What you will do — From the listing that follows, extract every line and set it down unaltered.

Listing —
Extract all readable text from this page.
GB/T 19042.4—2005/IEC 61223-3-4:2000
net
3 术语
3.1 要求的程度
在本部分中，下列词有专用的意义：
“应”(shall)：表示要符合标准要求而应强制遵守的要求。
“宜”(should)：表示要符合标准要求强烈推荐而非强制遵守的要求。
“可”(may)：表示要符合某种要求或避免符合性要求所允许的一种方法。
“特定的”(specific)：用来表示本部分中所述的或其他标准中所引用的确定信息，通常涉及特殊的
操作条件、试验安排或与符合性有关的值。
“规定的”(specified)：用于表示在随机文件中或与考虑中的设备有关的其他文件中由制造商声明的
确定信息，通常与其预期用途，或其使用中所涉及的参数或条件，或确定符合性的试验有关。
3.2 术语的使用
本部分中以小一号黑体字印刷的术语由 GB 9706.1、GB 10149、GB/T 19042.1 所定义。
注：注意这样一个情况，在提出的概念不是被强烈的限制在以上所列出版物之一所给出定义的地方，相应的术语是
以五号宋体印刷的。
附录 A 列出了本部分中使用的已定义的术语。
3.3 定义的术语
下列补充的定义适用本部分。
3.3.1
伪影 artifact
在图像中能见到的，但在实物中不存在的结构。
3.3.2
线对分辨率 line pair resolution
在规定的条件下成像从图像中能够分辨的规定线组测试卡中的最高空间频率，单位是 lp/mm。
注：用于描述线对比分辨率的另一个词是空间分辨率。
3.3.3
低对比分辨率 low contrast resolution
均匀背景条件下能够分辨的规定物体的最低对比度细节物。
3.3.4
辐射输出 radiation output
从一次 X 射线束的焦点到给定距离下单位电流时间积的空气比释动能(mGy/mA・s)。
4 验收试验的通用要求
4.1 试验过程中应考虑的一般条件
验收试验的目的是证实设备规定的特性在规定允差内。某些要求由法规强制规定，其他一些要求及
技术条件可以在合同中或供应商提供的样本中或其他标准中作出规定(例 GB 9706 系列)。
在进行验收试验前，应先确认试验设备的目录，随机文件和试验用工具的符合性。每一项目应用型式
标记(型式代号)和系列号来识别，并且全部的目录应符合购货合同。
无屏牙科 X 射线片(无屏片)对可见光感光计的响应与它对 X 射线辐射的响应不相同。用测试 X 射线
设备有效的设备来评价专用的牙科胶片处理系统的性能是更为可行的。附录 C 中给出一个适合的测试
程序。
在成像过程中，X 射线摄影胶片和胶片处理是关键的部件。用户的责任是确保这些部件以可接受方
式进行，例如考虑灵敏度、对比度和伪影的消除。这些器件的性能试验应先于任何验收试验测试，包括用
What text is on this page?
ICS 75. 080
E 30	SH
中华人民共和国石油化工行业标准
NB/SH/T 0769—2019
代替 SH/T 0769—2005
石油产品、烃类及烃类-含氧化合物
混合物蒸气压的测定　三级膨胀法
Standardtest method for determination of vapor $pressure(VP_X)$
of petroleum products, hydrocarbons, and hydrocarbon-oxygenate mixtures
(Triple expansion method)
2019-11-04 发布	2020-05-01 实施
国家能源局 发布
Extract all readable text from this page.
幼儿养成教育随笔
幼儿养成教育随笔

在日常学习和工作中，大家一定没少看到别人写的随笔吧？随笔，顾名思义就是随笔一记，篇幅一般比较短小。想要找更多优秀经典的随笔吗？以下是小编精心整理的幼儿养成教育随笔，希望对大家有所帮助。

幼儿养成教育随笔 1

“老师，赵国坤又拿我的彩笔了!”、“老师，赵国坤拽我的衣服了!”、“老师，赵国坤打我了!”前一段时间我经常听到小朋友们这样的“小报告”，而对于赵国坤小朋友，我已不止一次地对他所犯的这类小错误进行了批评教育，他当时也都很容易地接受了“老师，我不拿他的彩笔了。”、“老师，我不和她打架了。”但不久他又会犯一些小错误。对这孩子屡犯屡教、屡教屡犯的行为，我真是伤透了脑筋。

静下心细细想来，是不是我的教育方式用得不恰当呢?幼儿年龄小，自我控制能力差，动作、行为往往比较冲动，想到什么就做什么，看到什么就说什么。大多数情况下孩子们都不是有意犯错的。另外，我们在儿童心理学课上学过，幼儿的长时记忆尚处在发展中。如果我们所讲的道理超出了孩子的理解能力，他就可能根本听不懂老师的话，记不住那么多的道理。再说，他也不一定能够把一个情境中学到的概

Response to this exercise —
Extract all readable text from this page.
GB/T 19042.4—2005/IEC 61223-3-4:2000
net
3 术语
3.1 要求的程度
在本部分中，下列词有专用的意义：
“应”(shall)：表示要符合标准要求而应强制遵守的要求。
“宜”(should)：表示要符合标准要求强烈推荐而非强制遵守的要求。
“可”(may)：表示要符合某种要求或避免符合性要求所允许的一种方法。
“特定的”(specific)：用来表示本部分中所述的或其他标准中所引用的确定信息，通常涉及特殊的
操作条件、试验安排或与符合性有关的值。
“规定的”(specified)：用于表示在随机文件中或与考虑中的设备有关的其他文件中由制造商声明的
确定信息，通常与其预期用途，或其使用中所涉及的参数或条件，或确定符合性的试验有关。
3.2 术语的使用
本部分中以小一号黑体字印刷的术语由 GB 9706.1、GB 10149、GB/T 19042.1 所定义。
注：注意这样一个情况，在提出的概念不是被强烈的限制在以上所列出版物之一所给出定义的地方，相应的术语是
以五号宋体印刷的。
附录 A 列出了本部分中使用的已定义的术语。
3.3 定义的术语
下列补充的定义适用本部分。
3.3.1
伪影 artifact
在图像中能见到的，但在实物中不存在的结构。
3.3.2
线对分辨率 line pair resolution
在规定的条件下成像从图像中能够分辨的规定线组测试卡中的最高空间频率，单位是 lp/mm。
注：用于描述线对比分辨率的另一个词是空间分辨率。
3.3.3
低对比分辨率 low contrast resolution
均匀背景条件下能够分辨的规定物体的最低对比度细节物。
3.3.4
辐射输出 radiation output
从一次 X 射线束的焦点到给定距离下单位电流时间积的空气比释动能(mGy/mA・s)。
4 验收试验的通用要求
4.1 试验过程中应考虑的一般条件
验收试验的目的是证实设备规定的特性在规定允差内。某些要求由法规强制规定，其他一些要求及
技术条件可以在合同中或供应商提供的样本中或其他标准中作出规定(例 GB 9706 系列)。
在进行验收试验前，应先确认试验设备的目录，随机文件和试验用工具的符合性。每一项目应用型式
标记(型式代号)和系列号来识别，并且全部的目录应符合购货合同。
无屏牙科 X 射线片(无屏片)对可见光感光计的响应与它对 X 射线辐射的响应不相同。用测试 X 射线
设备有效的设备来评价专用的牙科胶片处理系统的性能是更为可行的。附录 C 中给出一个适合的测试
程序。
在成像过程中，X 射线摄影胶片和胶片处理是关键的部件。用户的责任是确保这些部件以可接受方
式进行，例如考虑灵敏度、对比度和伪影的消除。这些器件的性能试验应先于任何验收试验测试，包括用
What text is on this page?
ICS 75. 080
E 30	SH
中华人民共和国石油化工行业标准
NB/SH/T 0769—2019
代替 SH/T 0769—2005
石油产品、烃类及烃类-含氧化合物
混合物蒸气压的测定　三级膨胀法
Standardtest method for determination of vapor $pressure(VP_X)$
of petroleum products, hydrocarbons, and hydrocarbon-oxygenate mixtures
(Triple expansion method)
2019-11-04 发布	2020-05-01 实施
国家能源局 发布
Extract all readable text from this page.
幼儿养成教育随笔
幼儿养成教育随笔

在日常学习和工作中，大家一定没少看到别人写的随笔吧？随笔，顾名思义就是随笔一记，篇幅一般比较短小。想要找更多优秀经典的随笔吗？以下是小编精心整理的幼儿养成教育随笔，希望对大家有所帮助。

幼儿养成教育随笔 1

“老师，赵国坤又拿我的彩笔了!”、“老师，赵国坤拽我的衣服了!”、“老师，赵国坤打我了!”前一段时间我经常听到小朋友们这样的“小报告”，而对于赵国坤小朋友，我已不止一次地对他所犯的这类小错误进行了批评教育，他当时也都很容易地接受了“老师，我不拿他的彩笔了。”、“老师，我不和她打架了。”但不久他又会犯一些小错误。对这孩子屡犯屡教、屡教屡犯的行为，我真是伤透了脑筋。

静下心细细想来，是不是我的教育方式用得不恰当呢?幼儿年龄小，自我控制能力差，动作、行为往往比较冲动，想到什么就做什么，看到什么就说什么。大多数情况下孩子们都不是有意犯错的。另外，我们在儿童心理学课上学过，幼儿的长时记忆尚处在发展中。如果我们所讲的道理超出了孩子的理解能力，他就可能根本听不懂老师的话，记不住那么多的道理。再说，他也不一定能够把一个情境中学到的概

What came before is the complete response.